SET EXERCISE
Sift the listing for lines that hold the string "عليه" and pull them out.
— Begin RECORDS FOR THIS EXERCISE —
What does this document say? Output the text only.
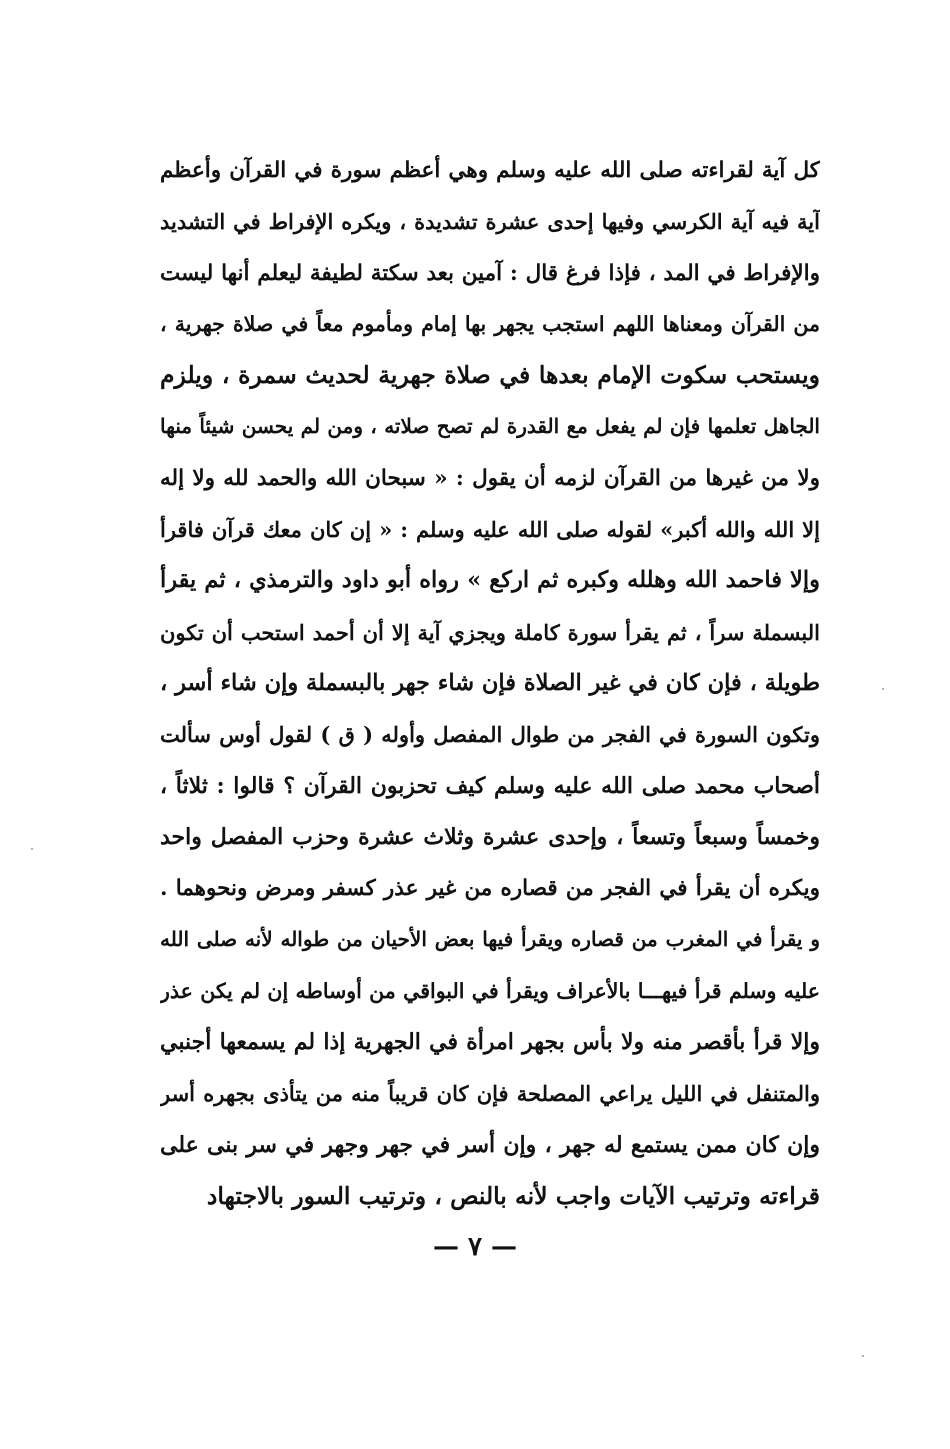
كل آية لقراءته صلى الله عليه وسلم وهي أعظم سورة في القرآن وأعظم
آية فيه آية الكرسي وفيها إحدى عشرة تشديدة ، ويكره الإفراط في التشديد
والإفراط في المد ، فإذا فرغ قال : آمين بعد سكتة لطيفة ليعلم أنها ليست
من القرآن ومعناها اللهم استجب يجهر بها إمام ومأموم معاً في صلاة جهرية ،
ويستحب سكوت الإمام بعدها في صلاة جهرية لحديث سمرة ، ويلزم
الجاهل تعلمها فإن لم يفعل مع القدرة لم تصح صلاته ، ومن لم يحسن شيئاً منها
ولا من غيرها من القرآن لزمه أن يقول : « سبحان الله والحمد لله ولا إله
إلا الله والله أكبر» لقوله صلى الله عليه وسلم : « إن كان معك قرآن فاقرأ
وإلا فاحمد الله وهلله وكبره ثم اركع » رواه أبو داود والترمذي ، ثم يقرأ
البسملة سراً ، ثم يقرأ سورة كاملة ويجزي آية إلا أن أحمد استحب أن تكون
طويلة ، فإن كان في غير الصلاة فإن شاء جهر بالبسملة وإن شاء أسر ،
وتكون السورة في الفجر من طوال المفصل وأوله ( ق ) لقول أوس سألت
أصحاب محمد صلى الله عليه وسلم كيف تحزبون القرآن ؟ قالوا : ثلاثاً ،
وخمساً وسبعاً وتسعاً ، وإحدى عشرة وثلاث عشرة وحزب المفصل واحد
ويكره أن يقرأ في الفجر من قصاره من غير عذر كسفر ومرض ونحوهما .
و يقرأ في المغرب من قصاره ويقرأ فيها بعض الأحيان من طواله لأنه صلى الله
عليه وسلم قرأ فيهـــا بالأعراف ويقرأ في البواقي من أوساطه إن لم يكن عذر
وإلا قرأ بأقصر منه ولا بأس بجهر امرأة في الجهرية إذا لم يسمعها أجنبي
والمتنفل في الليل يراعي المصلحة فإن كان قريباً منه من يتأذى بجهره أسر
وإن كان ممن يستمع له جهر ، وإن أسر في جهر وجهر في سر بنى على
قراءته وترتيب الآيات واجب لأنه بالنص ، وترتيب السور بالاجتهاد
— ٧ —
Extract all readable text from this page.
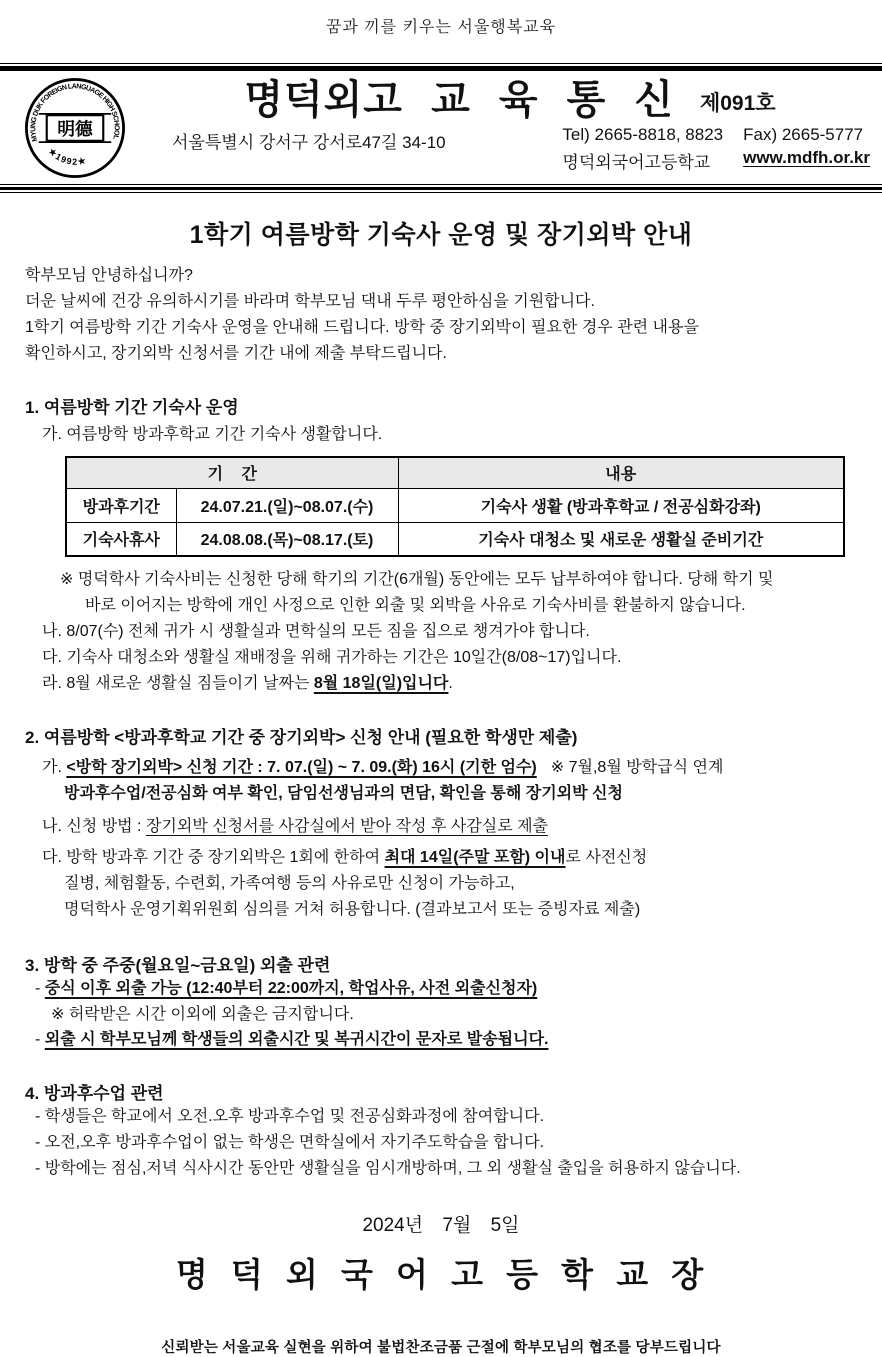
꿈과 끼를 키우는 서울행복교육
MYUNG DUK FOREIGN LANGUAGE HIGH SCHOOL
明德
★1992★
명덕외고 교 육 통 신 제091호
서울특별시 강서구 강서로47길 34-10	Tel) 2665-8818, 8823 Fax) 2665-5777
명덕외국어고등학교	www.mdfh.or.kr
1학기 여름방학 기숙사 운영 및 장기외박 안내
학부모님 안녕하십니까?
더운 날씨에 건강 유의하시기를 바라며 학부모님 댁내 두루 평안하심을 기원합니다.
1학기 여름방학 기간 기숙사 운영을 안내해 드립니다. 방학 중 장기외박이 필요한 경우 관련 내용을
확인하시고, 장기외박 신청서를 기간 내에 제출 부탁드립니다.
1. 여름방학 기간 기숙사 운영
가. 여름방학 방과후학교 기간 기숙사 생활합니다.
기 간		내용
방과후기간	24.07.21.(일)~08.07.(수)	기숙사 생활 (방과후학교 / 전공심화강좌)
기숙사휴사	24.08.08.(목)~08.17.(토)	기숙사 대청소 및 새로운 생활실 준비기간
※ 명덕학사 기숙사비는 신청한 당해 학기의 기간(6개월) 동안에는 모두 납부하여야 합니다. 당해 학기 및
바로 이어지는 방학에 개인 사정으로 인한 외출 및 외박을 사유로 기숙사비를 환불하지 않습니다.
나. 8/07(수) 전체 귀가 시 생활실과 면학실의 모든 짐을 집으로 챙겨가야 합니다.
다. 기숙사 대청소와 생활실 재배정을 위해 귀가하는 기간은 10일간(8/08~17)입니다.
라. 8월 새로운 생활실 짐들이기 날짜는 8월 18일(일)입니다.
2. 여름방학 <방과후학교 기간 중 장기외박> 신청 안내 (필요한 학생만 제출)
가. <방학 장기외박> 신청 기간 : 7. 07.(일) ~ 7. 09.(화) 16시 (기한 엄수) ※ 7월,8월 방학급식 연계
방과후수업/전공심화 여부 확인, 담임선생님과의 면담, 확인을 통해 장기외박 신청
나. 신청 방법 : 장기외박 신청서를 사감실에서 받아 작성 후 사감실로 제출
다. 방학 방과후 기간 중 장기외박은 1회에 한하여 최대 14일(주말 포함) 이내로 사전신청
질병, 체험활동, 수련회, 가족여행 등의 사유로만 신청이 가능하고,
명덕학사 운영기획위원회 심의를 거쳐 허용합니다. (결과보고서 또는 증빙자료 제출)
3. 방학 중 주중(월요일~금요일) 외출 관련
- 중식 이후 외출 가능 (12:40부터 22:00까지, 학업사유, 사전 외출신청자)
※ 허락받은 시간 이외에 외출은 금지합니다.
- 외출 시 학부모님께 학생들의 외출시간 및 복귀시간이 문자로 발송됩니다.
4. 방과후수업 관련
- 학생들은 학교에서 오전.오후 방과후수업 및 전공심화과정에 참여합니다.
- 오전,오후 방과후수업이 없는 학생은 면학실에서 자기주도학습을 합니다.
- 방학에는 점심,저녁 식사시간 동안만 생활실을 임시개방하며, 그 외 생활실 출입을 허용하지 않습니다.
2024년 7월 5일
명 덕 외 국 어 고 등 학 교 장
신뢰받는 서울교육 실현을 위하여 불법찬조금품 근절에 학부모님의 협조를 당부드립니다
— End RECORDS FOR THIS EXERCISE —
CORRECT RESULT
كل آية لقراءته صلى الله عليه وسلم وهي أعظم سورة في القرآن وأعظم
إلا الله والله أكبر» لقوله صلى الله عليه وسلم : « إن كان معك قرآن فاقرأ
أصحاب محمد صلى الله عليه وسلم كيف تحزبون القرآن ؟ قالوا : ثلاثاً ،
عليه وسلم قرأ فيهـــا بالأعراف ويقرأ في البواقي من أوساطه إن لم يكن عذر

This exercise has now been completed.